ЗАДАНИЯ ->
1/ Какая правда, согласно тексту о сочинении пьес, единственно требуется от драматурга?
2/ Проверьте по тексту о сочинении пьес, верны ли утверждения: (a) театральный зритель, как и читатель, может вернуться на несколько страниц назад; (b) сюжет нужен пьесе в любом случае; (c) муж говорит, что фары отключил какой-то болван. На каждое ответьте «да» или «нет» и приведите решающие слова текста.

ИСХОДНЫЙ ТЕКСТ ->
Алан Милн - Слишком поздно
ГОРНИЧНАЯ. Там внизу полицейский, сэр, требует вас.
МУЖ. О Боже!
Выходит на пять минут. (Публика затаила дыхание. Наконец-то действие!) МУЖ возвращается.
ЖЕНА. Машина?
МУЖ. Какой-то болван отключил фары. Так, о чем мы говорили? Черт, трубку забыл.
Выходит.
(И если публика тоже дружно покинет зрительный зал, кто может ее за это винить?)
Так разговаривают в реальной жизни. Очевидно, естественный диалог необходимо обработать, прежде чем подавать зрителю. Единственная правда, которая требуется от драматурга, — правда характеров. Сохраняя верность характерам, он волен представить в кривом зеркале сцены любые искажения реальной жизни, лишь бы они верно отражали суть его замысла. Если еще учесть, что театральный зритель, в отличие от читателя, не может перелистать несколько страниц назад, мы видим, что сочинение пьесы — увлекательная игра, в которой требуется победить апатию, предвзятость и забывчивость противника. Возможно, читателю с галерки будет интересно, если я проиллюстрирую радости и опасности этой игры на примере одной своей пьесы.
3В основе пьесы может быть тема, сюжет или характер. Если ваша пьеса основана на теме, нужно придумать сюжет, который поможет раскрыть эту тему; если в основе — характер, надо придумать сюжет, в котором проявится этот характер. Сюжет необходим в любом случае. Для большей части публики в нем и заключается главный интерес. А для автора — совсем не обязательно.

ПРЕДСТАВЛЕННЫЕ СВЕДЕНИЯ ->
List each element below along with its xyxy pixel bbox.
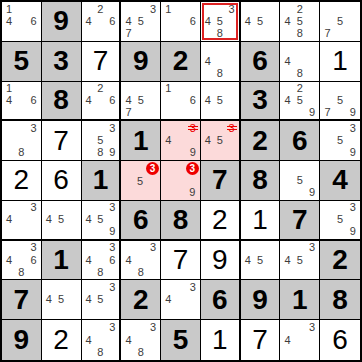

ОТВЕТЫ К ЗАДАНИЯМ ->
1/ Правда характеров.

2/
(a) Нет: «театральный зритель, в отличие от читателя, не может перелистать несколько страниц назад».
(b) Да: «Сюжет необходим в любом случае».
(c) Да: «Какой-то болван отключил фары».